DATASET ENTRIES —

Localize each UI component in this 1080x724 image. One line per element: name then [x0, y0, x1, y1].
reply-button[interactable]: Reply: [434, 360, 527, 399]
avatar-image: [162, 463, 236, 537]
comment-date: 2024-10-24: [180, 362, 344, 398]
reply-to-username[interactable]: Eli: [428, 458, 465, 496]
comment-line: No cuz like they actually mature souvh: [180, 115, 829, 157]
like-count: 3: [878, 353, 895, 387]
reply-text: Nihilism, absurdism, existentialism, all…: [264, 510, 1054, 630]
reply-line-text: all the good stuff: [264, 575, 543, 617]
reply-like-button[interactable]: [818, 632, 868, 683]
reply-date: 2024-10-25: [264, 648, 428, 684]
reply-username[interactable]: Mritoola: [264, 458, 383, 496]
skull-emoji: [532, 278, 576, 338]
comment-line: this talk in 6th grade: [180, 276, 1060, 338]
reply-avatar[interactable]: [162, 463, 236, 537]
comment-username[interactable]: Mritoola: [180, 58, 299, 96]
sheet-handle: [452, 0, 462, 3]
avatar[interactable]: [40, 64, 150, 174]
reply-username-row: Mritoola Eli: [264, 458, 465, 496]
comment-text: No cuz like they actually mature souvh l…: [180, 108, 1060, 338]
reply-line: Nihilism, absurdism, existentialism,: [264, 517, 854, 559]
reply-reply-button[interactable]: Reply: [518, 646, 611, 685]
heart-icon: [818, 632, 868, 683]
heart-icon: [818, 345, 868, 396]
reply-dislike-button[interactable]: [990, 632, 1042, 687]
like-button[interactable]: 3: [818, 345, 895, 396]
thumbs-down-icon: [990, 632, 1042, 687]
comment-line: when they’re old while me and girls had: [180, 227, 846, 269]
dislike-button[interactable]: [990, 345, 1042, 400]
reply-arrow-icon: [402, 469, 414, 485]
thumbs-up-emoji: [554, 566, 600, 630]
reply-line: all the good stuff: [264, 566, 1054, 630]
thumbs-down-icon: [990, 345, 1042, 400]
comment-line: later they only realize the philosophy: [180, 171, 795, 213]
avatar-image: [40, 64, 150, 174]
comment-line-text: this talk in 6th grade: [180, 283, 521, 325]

JOB — Reproduce every row above verbatim, in the original order, with no changes to names, text, or coordinates.

TASK RESPONSE —
Localize each UI component in this 1080x724 image. One line per element: name then [x0, y0, x1, y1].
reply-button[interactable]: Reply: [434, 360, 527, 399]
avatar-image: [162, 463, 236, 537]
comment-date: 2024-10-24: [180, 362, 344, 398]
reply-to-username[interactable]: Eli: [428, 458, 465, 496]
comment-line: No cuz like they actually mature souvh: [180, 115, 829, 157]
like-count: 3: [878, 353, 895, 387]
reply-text: Nihilism, absurdism, existentialism, all…: [264, 510, 1054, 630]
reply-line-text: all the good stuff: [264, 575, 543, 617]
reply-like-button[interactable]: [818, 632, 868, 683]
reply-date: 2024-10-25: [264, 648, 428, 684]
reply-username[interactable]: Mritoola: [264, 458, 383, 496]
skull-emoji: [532, 278, 576, 338]
comment-line: this talk in 6th grade: [180, 276, 1060, 338]
reply-avatar[interactable]: [162, 463, 236, 537]
comment-username[interactable]: Mritoola: [180, 58, 299, 96]
sheet-handle: [452, 0, 462, 3]
avatar[interactable]: [40, 64, 150, 174]
reply-username-row: Mritoola Eli: [264, 458, 465, 496]
comment-text: No cuz like they actually mature souvh l…: [180, 108, 1060, 338]
reply-line: Nihilism, absurdism, existentialism,: [264, 517, 854, 559]
reply-reply-button[interactable]: Reply: [518, 646, 611, 685]
heart-icon: [818, 632, 868, 683]
heart-icon: [818, 345, 868, 396]
reply-dislike-button[interactable]: [990, 632, 1042, 687]
like-button[interactable]: 3: [818, 345, 895, 396]
thumbs-down-icon: [990, 632, 1042, 687]
comment-line: when they’re old while me and girls had: [180, 227, 846, 269]
dislike-button[interactable]: [990, 345, 1042, 400]
reply-arrow-icon: [402, 469, 414, 485]
thumbs-up-emoji: [554, 566, 600, 630]
reply-line: all the good stuff: [264, 566, 1054, 630]
thumbs-down-icon: [990, 345, 1042, 400]
comment-line: later they only realize the philosophy: [180, 171, 795, 213]
avatar-image: [40, 64, 150, 174]
comment-line-text: this talk in 6th grade: [180, 283, 521, 325]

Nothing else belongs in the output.